[begin Dataset rows]

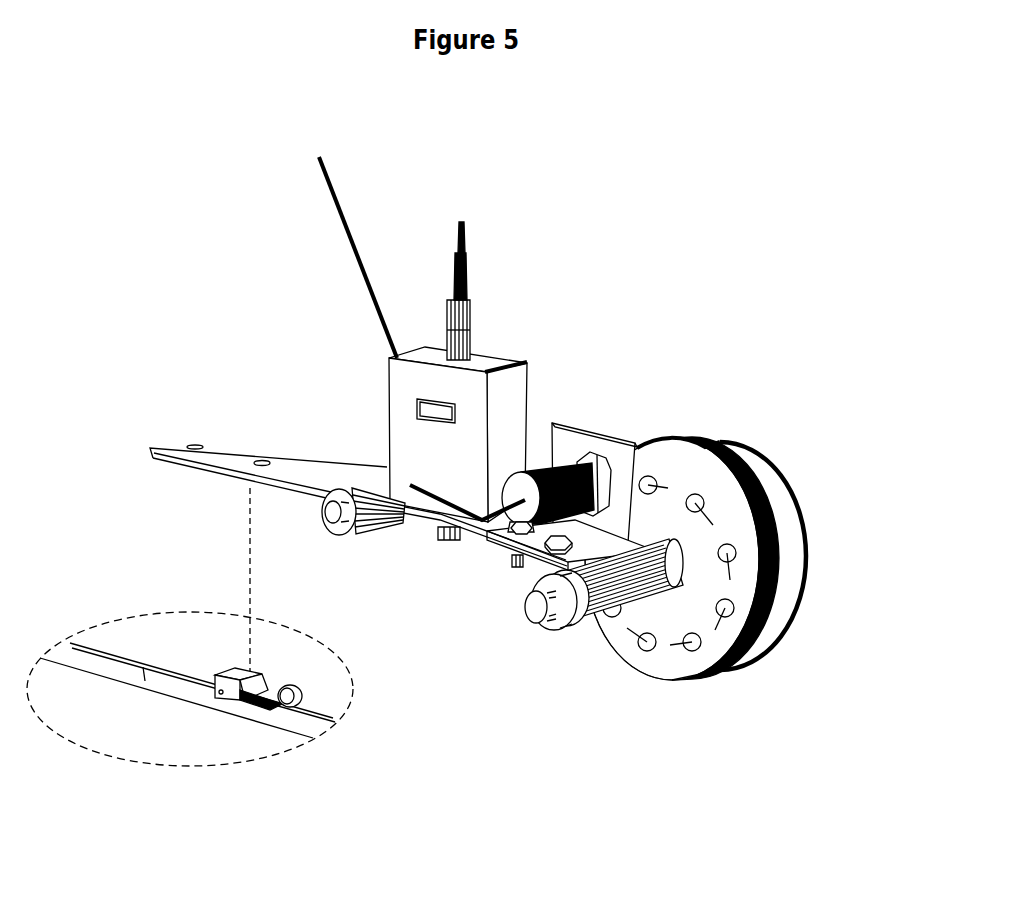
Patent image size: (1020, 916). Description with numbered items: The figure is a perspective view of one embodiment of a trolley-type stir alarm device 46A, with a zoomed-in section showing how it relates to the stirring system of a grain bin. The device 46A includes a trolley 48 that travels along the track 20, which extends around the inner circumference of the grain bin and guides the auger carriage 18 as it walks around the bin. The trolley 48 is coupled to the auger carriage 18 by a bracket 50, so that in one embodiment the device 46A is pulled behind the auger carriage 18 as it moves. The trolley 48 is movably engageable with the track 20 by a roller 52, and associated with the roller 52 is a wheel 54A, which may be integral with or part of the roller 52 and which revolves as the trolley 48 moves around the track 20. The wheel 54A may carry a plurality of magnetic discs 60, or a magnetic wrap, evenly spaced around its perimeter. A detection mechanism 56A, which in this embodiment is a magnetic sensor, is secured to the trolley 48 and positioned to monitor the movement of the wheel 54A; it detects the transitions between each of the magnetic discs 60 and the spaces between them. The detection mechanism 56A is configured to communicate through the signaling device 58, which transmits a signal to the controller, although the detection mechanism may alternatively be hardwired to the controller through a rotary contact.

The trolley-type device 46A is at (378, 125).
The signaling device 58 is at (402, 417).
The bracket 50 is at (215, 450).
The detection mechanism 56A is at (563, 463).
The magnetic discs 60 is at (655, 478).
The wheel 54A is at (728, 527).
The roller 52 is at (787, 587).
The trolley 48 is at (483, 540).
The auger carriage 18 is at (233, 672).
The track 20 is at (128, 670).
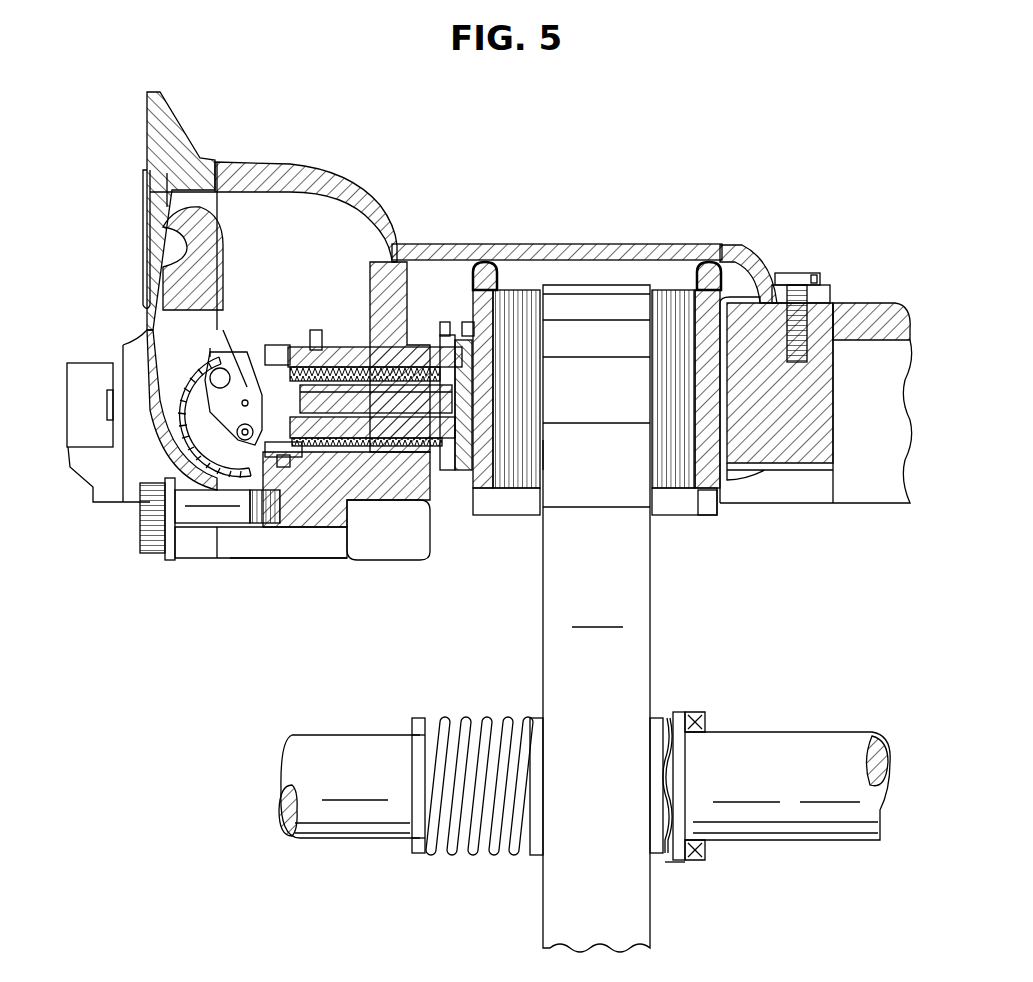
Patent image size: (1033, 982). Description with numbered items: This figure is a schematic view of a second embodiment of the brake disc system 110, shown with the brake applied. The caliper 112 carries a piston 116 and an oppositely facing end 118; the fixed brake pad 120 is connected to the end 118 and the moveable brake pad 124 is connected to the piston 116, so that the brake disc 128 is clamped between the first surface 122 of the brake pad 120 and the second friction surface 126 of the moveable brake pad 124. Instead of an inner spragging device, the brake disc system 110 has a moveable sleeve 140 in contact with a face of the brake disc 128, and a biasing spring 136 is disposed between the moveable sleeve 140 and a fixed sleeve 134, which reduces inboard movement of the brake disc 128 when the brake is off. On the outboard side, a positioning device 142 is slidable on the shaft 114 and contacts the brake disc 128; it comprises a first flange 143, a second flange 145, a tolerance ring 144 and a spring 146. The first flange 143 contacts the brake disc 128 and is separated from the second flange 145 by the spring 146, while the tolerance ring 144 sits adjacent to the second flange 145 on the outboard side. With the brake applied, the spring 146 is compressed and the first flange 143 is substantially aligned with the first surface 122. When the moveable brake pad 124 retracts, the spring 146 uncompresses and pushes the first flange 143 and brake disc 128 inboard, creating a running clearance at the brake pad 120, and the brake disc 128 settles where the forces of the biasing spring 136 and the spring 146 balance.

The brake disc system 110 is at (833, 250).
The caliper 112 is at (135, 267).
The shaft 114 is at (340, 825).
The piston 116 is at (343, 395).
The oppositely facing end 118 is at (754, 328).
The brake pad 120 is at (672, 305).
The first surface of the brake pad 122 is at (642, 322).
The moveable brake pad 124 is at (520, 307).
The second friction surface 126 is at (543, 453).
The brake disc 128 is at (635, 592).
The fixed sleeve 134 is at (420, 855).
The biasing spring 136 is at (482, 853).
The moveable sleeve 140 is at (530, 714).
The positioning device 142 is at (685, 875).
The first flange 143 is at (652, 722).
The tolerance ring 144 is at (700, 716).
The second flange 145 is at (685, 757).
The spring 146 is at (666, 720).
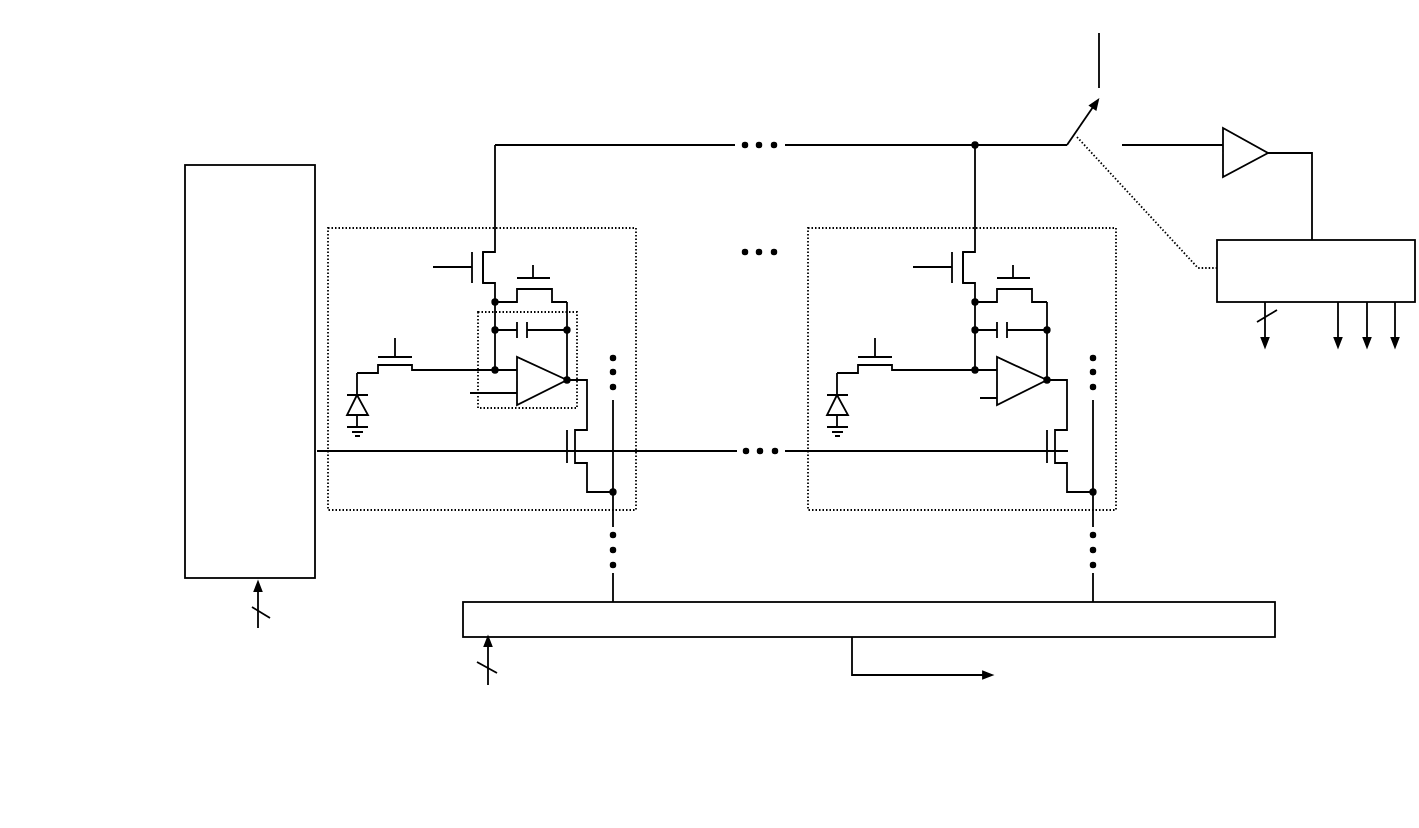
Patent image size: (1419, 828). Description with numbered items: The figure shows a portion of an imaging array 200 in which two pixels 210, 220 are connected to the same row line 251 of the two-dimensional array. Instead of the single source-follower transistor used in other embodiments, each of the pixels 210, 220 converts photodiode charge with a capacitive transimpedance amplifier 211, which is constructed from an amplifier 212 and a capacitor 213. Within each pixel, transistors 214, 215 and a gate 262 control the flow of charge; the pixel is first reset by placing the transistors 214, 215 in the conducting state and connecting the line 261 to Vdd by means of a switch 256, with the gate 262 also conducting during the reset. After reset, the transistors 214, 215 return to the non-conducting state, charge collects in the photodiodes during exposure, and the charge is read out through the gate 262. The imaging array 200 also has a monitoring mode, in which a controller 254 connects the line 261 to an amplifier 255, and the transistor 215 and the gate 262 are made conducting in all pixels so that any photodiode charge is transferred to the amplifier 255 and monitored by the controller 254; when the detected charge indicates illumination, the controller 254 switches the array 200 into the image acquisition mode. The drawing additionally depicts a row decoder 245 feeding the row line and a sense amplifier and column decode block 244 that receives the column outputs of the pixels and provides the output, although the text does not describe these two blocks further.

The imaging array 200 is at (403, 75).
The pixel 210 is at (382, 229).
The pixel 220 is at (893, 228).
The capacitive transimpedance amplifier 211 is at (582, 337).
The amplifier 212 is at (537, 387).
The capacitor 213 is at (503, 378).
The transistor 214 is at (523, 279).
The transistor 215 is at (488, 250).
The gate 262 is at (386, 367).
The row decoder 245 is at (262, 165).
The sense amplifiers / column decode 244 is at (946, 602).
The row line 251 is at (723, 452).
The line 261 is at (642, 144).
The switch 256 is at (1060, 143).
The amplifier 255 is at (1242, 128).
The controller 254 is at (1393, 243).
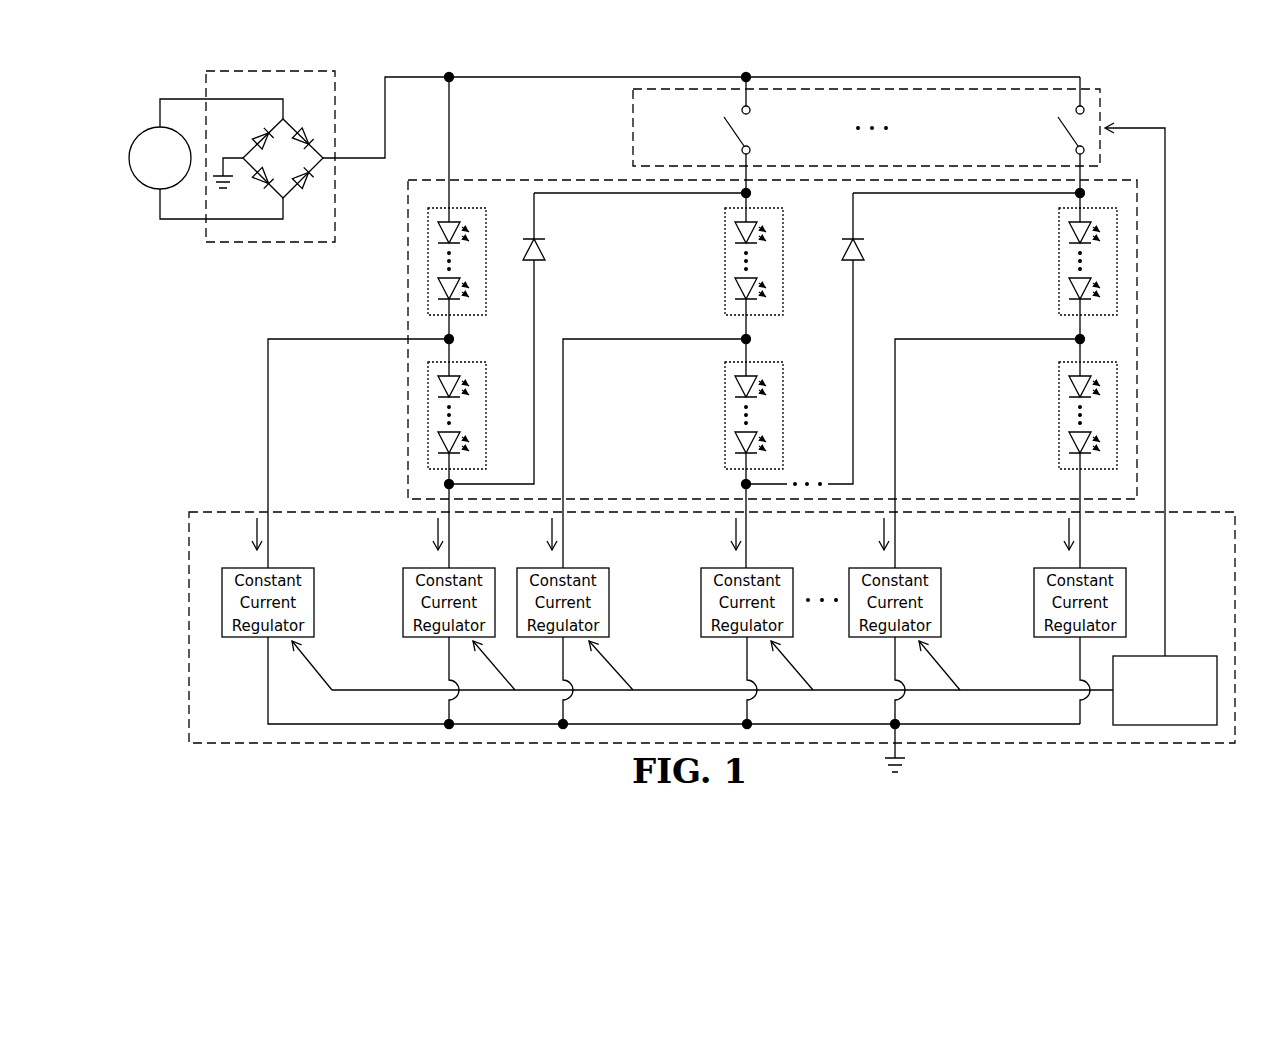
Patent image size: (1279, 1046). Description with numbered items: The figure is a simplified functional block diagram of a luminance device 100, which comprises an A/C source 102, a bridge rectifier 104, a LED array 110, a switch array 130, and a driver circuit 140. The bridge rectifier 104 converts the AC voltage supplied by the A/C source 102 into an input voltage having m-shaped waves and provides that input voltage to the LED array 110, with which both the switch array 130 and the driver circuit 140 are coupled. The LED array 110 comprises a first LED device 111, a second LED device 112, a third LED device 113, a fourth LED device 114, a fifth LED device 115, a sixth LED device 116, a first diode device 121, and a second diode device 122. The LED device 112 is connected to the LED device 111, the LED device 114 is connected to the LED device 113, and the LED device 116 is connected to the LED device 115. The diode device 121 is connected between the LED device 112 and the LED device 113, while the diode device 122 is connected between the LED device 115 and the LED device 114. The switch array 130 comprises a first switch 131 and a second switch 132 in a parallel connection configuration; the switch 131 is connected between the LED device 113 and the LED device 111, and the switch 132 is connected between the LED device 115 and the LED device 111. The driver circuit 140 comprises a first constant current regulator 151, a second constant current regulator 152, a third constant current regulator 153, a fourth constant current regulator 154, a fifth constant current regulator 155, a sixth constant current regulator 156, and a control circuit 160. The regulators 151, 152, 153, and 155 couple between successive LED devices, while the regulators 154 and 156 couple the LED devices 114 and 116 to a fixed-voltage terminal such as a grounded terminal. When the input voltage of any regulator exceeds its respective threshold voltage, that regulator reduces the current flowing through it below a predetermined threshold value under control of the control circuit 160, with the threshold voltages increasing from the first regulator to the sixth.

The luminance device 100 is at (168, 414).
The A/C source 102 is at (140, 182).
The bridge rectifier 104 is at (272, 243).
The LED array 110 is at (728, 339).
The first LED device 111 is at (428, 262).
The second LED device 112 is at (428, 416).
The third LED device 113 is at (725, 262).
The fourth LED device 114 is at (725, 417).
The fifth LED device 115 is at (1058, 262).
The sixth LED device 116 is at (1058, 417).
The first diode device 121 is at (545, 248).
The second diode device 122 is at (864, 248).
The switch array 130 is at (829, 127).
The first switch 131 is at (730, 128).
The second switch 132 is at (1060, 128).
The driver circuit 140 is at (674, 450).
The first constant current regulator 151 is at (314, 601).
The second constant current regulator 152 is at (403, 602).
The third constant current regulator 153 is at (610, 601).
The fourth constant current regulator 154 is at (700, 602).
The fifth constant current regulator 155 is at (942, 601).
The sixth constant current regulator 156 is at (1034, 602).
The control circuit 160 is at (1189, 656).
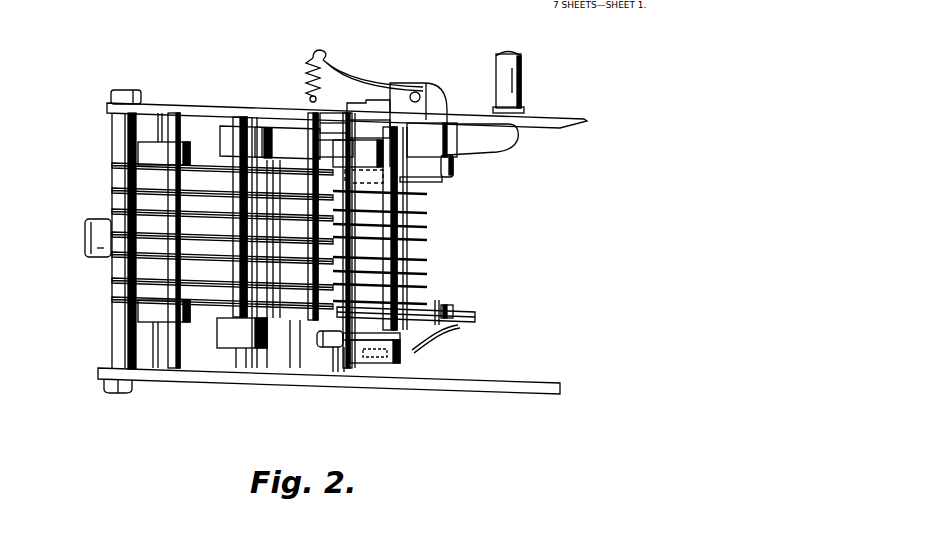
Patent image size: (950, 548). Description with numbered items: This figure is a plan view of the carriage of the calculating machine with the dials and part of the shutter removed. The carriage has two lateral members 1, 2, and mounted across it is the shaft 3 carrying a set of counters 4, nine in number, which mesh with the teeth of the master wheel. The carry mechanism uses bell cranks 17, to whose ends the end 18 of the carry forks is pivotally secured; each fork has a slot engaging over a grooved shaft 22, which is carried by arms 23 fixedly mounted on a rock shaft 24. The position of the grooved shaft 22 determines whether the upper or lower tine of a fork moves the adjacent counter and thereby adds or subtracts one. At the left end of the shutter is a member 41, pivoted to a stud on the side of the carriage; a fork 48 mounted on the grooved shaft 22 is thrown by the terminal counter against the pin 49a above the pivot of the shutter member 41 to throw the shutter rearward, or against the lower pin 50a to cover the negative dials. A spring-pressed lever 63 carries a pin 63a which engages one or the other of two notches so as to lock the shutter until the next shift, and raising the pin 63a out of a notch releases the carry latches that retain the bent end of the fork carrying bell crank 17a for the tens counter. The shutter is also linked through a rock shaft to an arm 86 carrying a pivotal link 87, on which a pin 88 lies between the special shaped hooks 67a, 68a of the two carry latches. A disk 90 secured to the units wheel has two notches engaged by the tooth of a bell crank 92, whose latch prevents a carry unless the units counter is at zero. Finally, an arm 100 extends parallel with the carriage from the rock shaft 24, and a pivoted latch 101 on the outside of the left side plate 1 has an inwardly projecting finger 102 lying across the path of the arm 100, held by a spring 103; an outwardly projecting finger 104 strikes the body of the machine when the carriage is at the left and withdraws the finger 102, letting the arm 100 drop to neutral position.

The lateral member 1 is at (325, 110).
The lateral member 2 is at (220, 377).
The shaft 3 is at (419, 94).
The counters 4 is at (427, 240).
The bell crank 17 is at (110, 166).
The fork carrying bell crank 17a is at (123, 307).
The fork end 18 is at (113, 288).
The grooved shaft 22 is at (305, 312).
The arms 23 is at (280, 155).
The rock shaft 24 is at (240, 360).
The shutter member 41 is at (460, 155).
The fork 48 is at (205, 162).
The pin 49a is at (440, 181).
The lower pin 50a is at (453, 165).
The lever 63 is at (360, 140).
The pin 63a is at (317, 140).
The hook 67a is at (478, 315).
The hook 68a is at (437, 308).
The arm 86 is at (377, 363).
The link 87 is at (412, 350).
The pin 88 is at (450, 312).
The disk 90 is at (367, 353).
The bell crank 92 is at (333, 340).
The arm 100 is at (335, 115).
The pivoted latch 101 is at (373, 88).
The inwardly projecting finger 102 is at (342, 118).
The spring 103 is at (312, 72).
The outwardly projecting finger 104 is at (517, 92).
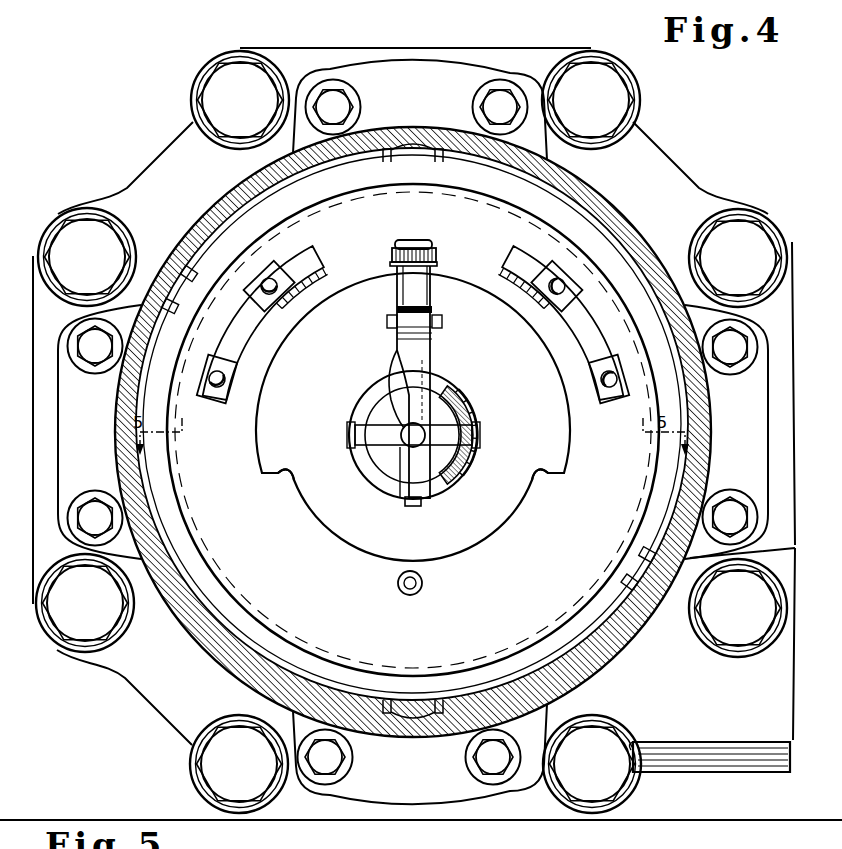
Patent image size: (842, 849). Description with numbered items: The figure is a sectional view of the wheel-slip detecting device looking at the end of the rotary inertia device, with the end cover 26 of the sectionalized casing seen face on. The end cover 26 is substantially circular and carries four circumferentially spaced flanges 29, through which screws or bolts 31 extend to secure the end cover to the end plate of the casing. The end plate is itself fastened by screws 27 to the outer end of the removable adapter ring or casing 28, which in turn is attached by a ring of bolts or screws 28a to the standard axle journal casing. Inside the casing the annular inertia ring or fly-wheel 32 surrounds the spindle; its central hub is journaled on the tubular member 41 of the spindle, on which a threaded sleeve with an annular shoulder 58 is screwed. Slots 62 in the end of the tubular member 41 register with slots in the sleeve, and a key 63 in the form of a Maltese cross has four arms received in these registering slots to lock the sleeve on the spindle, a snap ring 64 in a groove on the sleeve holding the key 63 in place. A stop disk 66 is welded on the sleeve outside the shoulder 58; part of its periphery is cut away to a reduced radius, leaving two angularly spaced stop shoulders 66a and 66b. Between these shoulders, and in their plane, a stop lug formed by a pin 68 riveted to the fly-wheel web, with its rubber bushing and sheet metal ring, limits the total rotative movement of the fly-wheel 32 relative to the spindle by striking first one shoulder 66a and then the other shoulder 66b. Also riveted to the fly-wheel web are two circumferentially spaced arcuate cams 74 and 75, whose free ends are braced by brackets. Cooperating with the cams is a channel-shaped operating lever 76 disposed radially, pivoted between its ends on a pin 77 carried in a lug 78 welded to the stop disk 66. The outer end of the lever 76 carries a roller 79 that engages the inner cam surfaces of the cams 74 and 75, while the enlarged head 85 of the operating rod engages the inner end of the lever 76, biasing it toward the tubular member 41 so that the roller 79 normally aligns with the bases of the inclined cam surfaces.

[end Dataset rows]

— Task to carry out —
Could you reproduce the items above, starting at their beginning and ending with the line containing "The trolley-type device 46A is at (378, 125).", inclusive, with the pictures left out?

— Answer to this exercise —
Patent image size: (1020, 916). Description with numbered items: The figure is a perspective view of one embodiment of a trolley-type stir alarm device 46A, with a zoomed-in section showing how it relates to the stirring system of a grain bin. The device 46A includes a trolley 48 that travels along the track 20, which extends around the inner circumference of the grain bin and guides the auger carriage 18 as it walks around the bin. The trolley 48 is coupled to the auger carriage 18 by a bracket 50, so that in one embodiment the device 46A is pulled behind the auger carriage 18 as it moves. The trolley 48 is movably engageable with the track 20 by a roller 52, and associated with the roller 52 is a wheel 54A, which may be integral with or part of the roller 52 and which revolves as the trolley 48 moves around the track 20. The wheel 54A may carry a plurality of magnetic discs 60, or a magnetic wrap, evenly spaced around its perimeter. A detection mechanism 56A, which in this embodiment is a magnetic sensor, is secured to the trolley 48 and positioned to monitor the movement of the wheel 54A; it detects the transitions between each of the magnetic discs 60 and the spaces between them. The detection mechanism 56A is configured to communicate through the signaling device 58, which transmits a signal to the controller, although the detection mechanism may alternatively be hardwired to the controller through a rotary contact.

The trolley-type device 46A is at (378, 125).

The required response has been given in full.